→ Instructions to follow
Write out the whole listing, matching it exactly.

→ Records excerpted from a collection
%%

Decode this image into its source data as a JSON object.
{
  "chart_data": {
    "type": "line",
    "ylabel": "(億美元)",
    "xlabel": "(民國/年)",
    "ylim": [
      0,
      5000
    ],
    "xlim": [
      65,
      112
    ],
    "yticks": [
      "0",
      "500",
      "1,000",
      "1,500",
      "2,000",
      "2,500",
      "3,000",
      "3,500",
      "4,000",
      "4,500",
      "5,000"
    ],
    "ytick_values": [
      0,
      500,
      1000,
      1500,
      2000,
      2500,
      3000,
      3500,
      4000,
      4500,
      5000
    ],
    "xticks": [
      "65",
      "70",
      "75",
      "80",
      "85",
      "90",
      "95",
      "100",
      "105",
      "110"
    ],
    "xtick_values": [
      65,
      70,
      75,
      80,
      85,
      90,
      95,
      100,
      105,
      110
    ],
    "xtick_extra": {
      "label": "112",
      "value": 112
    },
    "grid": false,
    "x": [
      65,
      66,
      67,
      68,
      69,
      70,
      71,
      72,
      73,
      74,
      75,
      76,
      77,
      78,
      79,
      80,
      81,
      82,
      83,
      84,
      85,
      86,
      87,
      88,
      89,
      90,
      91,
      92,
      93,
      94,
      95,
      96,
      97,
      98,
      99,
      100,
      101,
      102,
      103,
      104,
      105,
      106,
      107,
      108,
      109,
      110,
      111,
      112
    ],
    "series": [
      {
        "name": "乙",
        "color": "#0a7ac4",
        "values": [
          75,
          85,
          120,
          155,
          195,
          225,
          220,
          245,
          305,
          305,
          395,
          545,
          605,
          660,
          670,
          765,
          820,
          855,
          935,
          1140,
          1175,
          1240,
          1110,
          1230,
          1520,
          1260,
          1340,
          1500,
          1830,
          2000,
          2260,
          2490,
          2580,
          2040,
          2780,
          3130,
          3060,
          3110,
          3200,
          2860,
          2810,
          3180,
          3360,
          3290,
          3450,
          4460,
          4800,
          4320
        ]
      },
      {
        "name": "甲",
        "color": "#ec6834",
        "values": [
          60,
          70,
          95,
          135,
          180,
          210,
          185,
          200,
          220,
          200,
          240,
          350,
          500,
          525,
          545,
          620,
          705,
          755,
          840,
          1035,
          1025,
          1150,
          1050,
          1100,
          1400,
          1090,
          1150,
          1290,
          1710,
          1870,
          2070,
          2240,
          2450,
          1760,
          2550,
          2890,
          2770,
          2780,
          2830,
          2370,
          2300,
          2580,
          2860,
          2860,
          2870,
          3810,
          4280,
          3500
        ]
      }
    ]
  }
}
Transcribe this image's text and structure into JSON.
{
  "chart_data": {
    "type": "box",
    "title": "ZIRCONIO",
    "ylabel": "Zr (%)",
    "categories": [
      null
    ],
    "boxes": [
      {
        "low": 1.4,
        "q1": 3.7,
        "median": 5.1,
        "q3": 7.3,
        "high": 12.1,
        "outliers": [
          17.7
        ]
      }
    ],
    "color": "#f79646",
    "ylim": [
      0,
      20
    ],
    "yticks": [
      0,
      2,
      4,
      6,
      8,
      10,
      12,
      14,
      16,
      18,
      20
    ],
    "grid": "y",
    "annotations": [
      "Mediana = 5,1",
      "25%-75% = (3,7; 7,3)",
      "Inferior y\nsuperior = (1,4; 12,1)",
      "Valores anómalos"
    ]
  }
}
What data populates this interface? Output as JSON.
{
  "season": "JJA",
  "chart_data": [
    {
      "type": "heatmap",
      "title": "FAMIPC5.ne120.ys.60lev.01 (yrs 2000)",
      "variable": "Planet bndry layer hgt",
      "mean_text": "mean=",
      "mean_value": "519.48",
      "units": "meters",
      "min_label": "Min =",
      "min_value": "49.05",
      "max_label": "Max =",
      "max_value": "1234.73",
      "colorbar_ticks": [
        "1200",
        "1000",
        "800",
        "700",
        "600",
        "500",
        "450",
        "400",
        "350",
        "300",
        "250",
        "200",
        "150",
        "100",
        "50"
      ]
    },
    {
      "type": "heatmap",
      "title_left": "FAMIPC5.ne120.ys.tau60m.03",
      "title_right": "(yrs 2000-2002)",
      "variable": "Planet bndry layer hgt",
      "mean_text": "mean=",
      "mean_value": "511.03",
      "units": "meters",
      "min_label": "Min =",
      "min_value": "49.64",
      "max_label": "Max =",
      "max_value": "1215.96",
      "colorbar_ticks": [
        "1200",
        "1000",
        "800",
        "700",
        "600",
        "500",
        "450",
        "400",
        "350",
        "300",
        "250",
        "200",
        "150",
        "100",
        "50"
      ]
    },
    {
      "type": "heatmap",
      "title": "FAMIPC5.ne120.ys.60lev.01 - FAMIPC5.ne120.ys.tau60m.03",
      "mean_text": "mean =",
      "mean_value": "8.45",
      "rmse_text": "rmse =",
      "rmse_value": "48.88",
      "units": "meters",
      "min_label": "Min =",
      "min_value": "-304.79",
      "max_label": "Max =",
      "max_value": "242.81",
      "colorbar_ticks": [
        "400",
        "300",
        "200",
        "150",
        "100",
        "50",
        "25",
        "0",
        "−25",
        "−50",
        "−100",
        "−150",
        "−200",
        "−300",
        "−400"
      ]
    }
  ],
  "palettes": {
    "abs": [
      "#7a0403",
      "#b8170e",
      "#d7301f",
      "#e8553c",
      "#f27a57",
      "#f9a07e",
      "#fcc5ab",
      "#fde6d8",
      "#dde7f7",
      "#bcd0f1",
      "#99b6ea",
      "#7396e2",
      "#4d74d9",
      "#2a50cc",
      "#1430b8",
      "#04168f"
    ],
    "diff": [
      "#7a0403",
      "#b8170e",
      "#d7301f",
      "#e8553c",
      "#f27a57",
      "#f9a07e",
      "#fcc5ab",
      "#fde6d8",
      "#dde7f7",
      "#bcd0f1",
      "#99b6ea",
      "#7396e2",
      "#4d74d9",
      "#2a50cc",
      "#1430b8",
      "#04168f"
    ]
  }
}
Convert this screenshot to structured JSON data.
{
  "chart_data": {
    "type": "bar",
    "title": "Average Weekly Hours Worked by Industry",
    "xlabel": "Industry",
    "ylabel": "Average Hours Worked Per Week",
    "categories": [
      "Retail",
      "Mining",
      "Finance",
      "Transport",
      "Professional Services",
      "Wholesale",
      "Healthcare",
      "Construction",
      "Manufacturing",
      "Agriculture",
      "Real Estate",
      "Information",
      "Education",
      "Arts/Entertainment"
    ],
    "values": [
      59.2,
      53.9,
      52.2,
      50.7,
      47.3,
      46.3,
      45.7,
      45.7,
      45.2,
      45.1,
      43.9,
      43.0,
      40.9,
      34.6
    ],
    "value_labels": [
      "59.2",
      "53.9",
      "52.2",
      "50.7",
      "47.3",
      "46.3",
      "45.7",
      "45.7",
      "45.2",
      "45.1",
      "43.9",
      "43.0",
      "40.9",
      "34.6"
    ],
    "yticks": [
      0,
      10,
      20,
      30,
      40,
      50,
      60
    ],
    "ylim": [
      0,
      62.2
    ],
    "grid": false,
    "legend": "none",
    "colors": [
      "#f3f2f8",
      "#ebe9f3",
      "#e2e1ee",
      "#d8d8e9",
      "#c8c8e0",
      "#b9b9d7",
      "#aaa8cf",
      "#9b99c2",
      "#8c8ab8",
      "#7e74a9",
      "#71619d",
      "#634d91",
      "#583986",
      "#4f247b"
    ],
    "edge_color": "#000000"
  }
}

%%

→ Task result
Decode this image into its source data as a JSON object.
{
  "chart_data": {
    "type": "line",
    "ylabel": "(億美元)",
    "xlabel": "(民國/年)",
    "ylim": [
      0,
      5000
    ],
    "xlim": [
      65,
      112
    ],
    "yticks": [
      "0",
      "500",
      "1,000",
      "1,500",
      "2,000",
      "2,500",
      "3,000",
      "3,500",
      "4,000",
      "4,500",
      "5,000"
    ],
    "ytick_values": [
      0,
      500,
      1000,
      1500,
      2000,
      2500,
      3000,
      3500,
      4000,
      4500,
      5000
    ],
    "xticks": [
      "65",
      "70",
      "75",
      "80",
      "85",
      "90",
      "95",
      "100",
      "105",
      "110"
    ],
    "xtick_values": [
      65,
      70,
      75,
      80,
      85,
      90,
      95,
      100,
      105,
      110
    ],
    "xtick_extra": {
      "label": "112",
      "value": 112
    },
    "grid": false,
    "x": [
      65,
      66,
      67,
      68,
      69,
      70,
      71,
      72,
      73,
      74,
      75,
      76,
      77,
      78,
      79,
      80,
      81,
      82,
      83,
      84,
      85,
      86,
      87,
      88,
      89,
      90,
      91,
      92,
      93,
      94,
      95,
      96,
      97,
      98,
      99,
      100,
      101,
      102,
      103,
      104,
      105,
      106,
      107,
      108,
      109,
      110,
      111,
      112
    ],
    "series": [
      {
        "name": "乙",
        "color": "#0a7ac4",
        "values": [
          75,
          85,
          120,
          155,
          195,
          225,
          220,
          245,
          305,
          305,
          395,
          545,
          605,
          660,
          670,
          765,
          820,
          855,
          935,
          1140,
          1175,
          1240,
          1110,
          1230,
          1520,
          1260,
          1340,
          1500,
          1830,
          2000,
          2260,
          2490,
          2580,
          2040,
          2780,
          3130,
          3060,
          3110,
          3200,
          2860,
          2810,
          3180,
          3360,
          3290,
          3450,
          4460,
          4800,
          4320
        ]
      },
      {
        "name": "甲",
        "color": "#ec6834",
        "values": [
          60,
          70,
          95,
          135,
          180,
          210,
          185,
          200,
          220,
          200,
          240,
          350,
          500,
          525,
          545,
          620,
          705,
          755,
          840,
          1035,
          1025,
          1150,
          1050,
          1100,
          1400,
          1090,
          1150,
          1290,
          1710,
          1870,
          2070,
          2240,
          2450,
          1760,
          2550,
          2890,
          2770,
          2780,
          2830,
          2370,
          2300,
          2580,
          2860,
          2860,
          2870,
          3810,
          4280,
          3500
        ]
      }
    ]
  }
}
Transcribe this image's text and structure into JSON.
{
  "chart_data": {
    "type": "box",
    "title": "ZIRCONIO",
    "ylabel": "Zr (%)",
    "categories": [
      null
    ],
    "boxes": [
      {
        "low": 1.4,
        "q1": 3.7,
        "median": 5.1,
        "q3": 7.3,
        "high": 12.1,
        "outliers": [
          17.7
        ]
      }
    ],
    "color": "#f79646",
    "ylim": [
      0,
      20
    ],
    "yticks": [
      0,
      2,
      4,
      6,
      8,
      10,
      12,
      14,
      16,
      18,
      20
    ],
    "grid": "y",
    "annotations": [
      "Mediana = 5,1",
      "25%-75% = (3,7; 7,3)",
      "Inferior y\nsuperior = (1,4; 12,1)",
      "Valores anómalos"
    ]
  }
}
What data populates this interface? Output as JSON.
{
  "season": "JJA",
  "chart_data": [
    {
      "type": "heatmap",
      "title": "FAMIPC5.ne120.ys.60lev.01 (yrs 2000)",
      "variable": "Planet bndry layer hgt",
      "mean_text": "mean=",
      "mean_value": "519.48",
      "units": "meters",
      "min_label": "Min =",
      "min_value": "49.05",
      "max_label": "Max =",
      "max_value": "1234.73",
      "colorbar_ticks": [
        "1200",
        "1000",
        "800",
        "700",
        "600",
        "500",
        "450",
        "400",
        "350",
        "300",
        "250",
        "200",
        "150",
        "100",
        "50"
      ]
    },
    {
      "type": "heatmap",
      "title_left": "FAMIPC5.ne120.ys.tau60m.03",
      "title_right": "(yrs 2000-2002)",
      "variable": "Planet bndry layer hgt",
      "mean_text": "mean=",
      "mean_value": "511.03",
      "units": "meters",
      "min_label": "Min =",
      "min_value": "49.64",
      "max_label": "Max =",
      "max_value": "1215.96",
      "colorbar_ticks": [
        "1200",
        "1000",
        "800",
        "700",
        "600",
        "500",
        "450",
        "400",
        "350",
        "300",
        "250",
        "200",
        "150",
        "100",
        "50"
      ]
    },
    {
      "type": "heatmap",
      "title": "FAMIPC5.ne120.ys.60lev.01 - FAMIPC5.ne120.ys.tau60m.03",
      "mean_text": "mean =",
      "mean_value": "8.45",
      "rmse_text": "rmse =",
      "rmse_value": "48.88",
      "units": "meters",
      "min_label": "Min =",
      "min_value": "-304.79",
      "max_label": "Max =",
      "max_value": "242.81",
      "colorbar_ticks": [
        "400",
        "300",
        "200",
        "150",
        "100",
        "50",
        "25",
        "0",
        "−25",
        "−50",
        "−100",
        "−150",
        "−200",
        "−300",
        "−400"
      ]
    }
  ],
  "palettes": {
    "abs": [
      "#7a0403",
      "#b8170e",
      "#d7301f",
      "#e8553c",
      "#f27a57",
      "#f9a07e",
      "#fcc5ab",
      "#fde6d8",
      "#dde7f7",
      "#bcd0f1",
      "#99b6ea",
      "#7396e2",
      "#4d74d9",
      "#2a50cc",
      "#1430b8",
      "#04168f"
    ],
    "diff": [
      "#7a0403",
      "#b8170e",
      "#d7301f",
      "#e8553c",
      "#f27a57",
      "#f9a07e",
      "#fcc5ab",
      "#fde6d8",
      "#dde7f7",
      "#bcd0f1",
      "#99b6ea",
      "#7396e2",
      "#4d74d9",
      "#2a50cc",
      "#1430b8",
      "#04168f"
    ]
  }
}
Convert this screenshot to structured JSON data.
{
  "chart_data": {
    "type": "bar",
    "title": "Average Weekly Hours Worked by Industry",
    "xlabel": "Industry",
    "ylabel": "Average Hours Worked Per Week",
    "categories": [
      "Retail",
      "Mining",
      "Finance",
      "Transport",
      "Professional Services",
      "Wholesale",
      "Healthcare",
      "Construction",
      "Manufacturing",
      "Agriculture",
      "Real Estate",
      "Information",
      "Education",
      "Arts/Entertainment"
    ],
    "values": [
      59.2,
      53.9,
      52.2,
      50.7,
      47.3,
      46.3,
      45.7,
      45.7,
      45.2,
      45.1,
      43.9,
      43.0,
      40.9,
      34.6
    ],
    "value_labels": [
      "59.2",
      "53.9",
      "52.2",
      "50.7",
      "47.3",
      "46.3",
      "45.7",
      "45.7",
      "45.2",
      "45.1",
      "43.9",
      "43.0",
      "40.9",
      "34.6"
    ],
    "yticks": [
      0,
      10,
      20,
      30,
      40,
      50,
      60
    ],
    "ylim": [
      0,
      62.2
    ],
    "grid": false,
    "legend": "none",
    "colors": [
      "#f3f2f8",
      "#ebe9f3",
      "#e2e1ee",
      "#d8d8e9",
      "#c8c8e0",
      "#b9b9d7",
      "#aaa8cf",
      "#9b99c2",
      "#8c8ab8",
      "#7e74a9",
      "#71619d",
      "#634d91",
      "#583986",
      "#4f247b"
    ],
    "edge_color": "#000000"
  }
}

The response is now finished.